*Set exercise*
Copy out each line exactly as it appears.

*Given records*
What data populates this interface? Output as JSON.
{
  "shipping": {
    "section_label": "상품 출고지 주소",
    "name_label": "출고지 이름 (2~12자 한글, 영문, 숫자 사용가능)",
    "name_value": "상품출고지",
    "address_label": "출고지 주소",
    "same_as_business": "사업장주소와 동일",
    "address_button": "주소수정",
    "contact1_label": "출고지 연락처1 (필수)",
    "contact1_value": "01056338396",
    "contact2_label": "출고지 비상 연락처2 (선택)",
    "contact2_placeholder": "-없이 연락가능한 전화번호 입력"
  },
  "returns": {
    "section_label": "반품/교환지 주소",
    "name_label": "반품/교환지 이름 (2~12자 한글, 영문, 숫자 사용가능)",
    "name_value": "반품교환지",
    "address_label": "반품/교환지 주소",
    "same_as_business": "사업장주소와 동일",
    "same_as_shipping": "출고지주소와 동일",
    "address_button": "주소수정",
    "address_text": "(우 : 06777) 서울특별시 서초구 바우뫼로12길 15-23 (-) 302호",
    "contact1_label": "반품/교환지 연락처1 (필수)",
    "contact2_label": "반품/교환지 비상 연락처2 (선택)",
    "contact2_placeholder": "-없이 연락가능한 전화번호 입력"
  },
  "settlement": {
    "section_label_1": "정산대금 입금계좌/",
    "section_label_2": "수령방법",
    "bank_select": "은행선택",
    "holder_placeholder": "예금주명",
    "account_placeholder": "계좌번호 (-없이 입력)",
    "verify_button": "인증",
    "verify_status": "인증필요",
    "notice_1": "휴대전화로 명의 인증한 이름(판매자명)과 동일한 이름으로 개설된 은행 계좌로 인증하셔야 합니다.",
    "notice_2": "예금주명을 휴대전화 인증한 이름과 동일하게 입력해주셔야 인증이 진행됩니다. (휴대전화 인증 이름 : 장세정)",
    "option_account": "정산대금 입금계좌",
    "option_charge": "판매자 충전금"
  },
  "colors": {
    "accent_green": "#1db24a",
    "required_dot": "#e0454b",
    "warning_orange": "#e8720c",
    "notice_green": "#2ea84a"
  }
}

*Solution to this problem*
What data populates this interface? Output as JSON.
{
  "shipping": {
    "section_label": "상품 출고지 주소",
    "name_label": "출고지 이름 (2~12자 한글, 영문, 숫자 사용가능)",
    "name_value": "상품출고지",
    "address_label": "출고지 주소",
    "same_as_business": "사업장주소와 동일",
    "address_button": "주소수정",
    "contact1_label": "출고지 연락처1 (필수)",
    "contact1_value": "01056338396",
    "contact2_label": "출고지 비상 연락처2 (선택)",
    "contact2_placeholder": "-없이 연락가능한 전화번호 입력"
  },
  "returns": {
    "section_label": "반품/교환지 주소",
    "name_label": "반품/교환지 이름 (2~12자 한글, 영문, 숫자 사용가능)",
    "name_value": "반품교환지",
    "address_label": "반품/교환지 주소",
    "same_as_business": "사업장주소와 동일",
    "same_as_shipping": "출고지주소와 동일",
    "address_button": "주소수정",
    "address_text": "(우 : 06777) 서울특별시 서초구 바우뫼로12길 15-23 (-) 302호",
    "contact1_label": "반품/교환지 연락처1 (필수)",
    "contact2_label": "반품/교환지 비상 연락처2 (선택)",
    "contact2_placeholder": "-없이 연락가능한 전화번호 입력"
  },
  "settlement": {
    "section_label_1": "정산대금 입금계좌/",
    "section_label_2": "수령방법",
    "bank_select": "은행선택",
    "holder_placeholder": "예금주명",
    "account_placeholder": "계좌번호 (-없이 입력)",
    "verify_button": "인증",
    "verify_status": "인증필요",
    "notice_1": "휴대전화로 명의 인증한 이름(판매자명)과 동일한 이름으로 개설된 은행 계좌로 인증하셔야 합니다.",
    "notice_2": "예금주명을 휴대전화 인증한 이름과 동일하게 입력해주셔야 인증이 진행됩니다. (휴대전화 인증 이름 : 장세정)",
    "option_account": "정산대금 입금계좌",
    "option_charge": "판매자 충전금"
  },
  "colors": {
    "accent_green": "#1db24a",
    "required_dot": "#e0454b",
    "warning_orange": "#e8720c",
    "notice_green": "#2ea84a"
  }
}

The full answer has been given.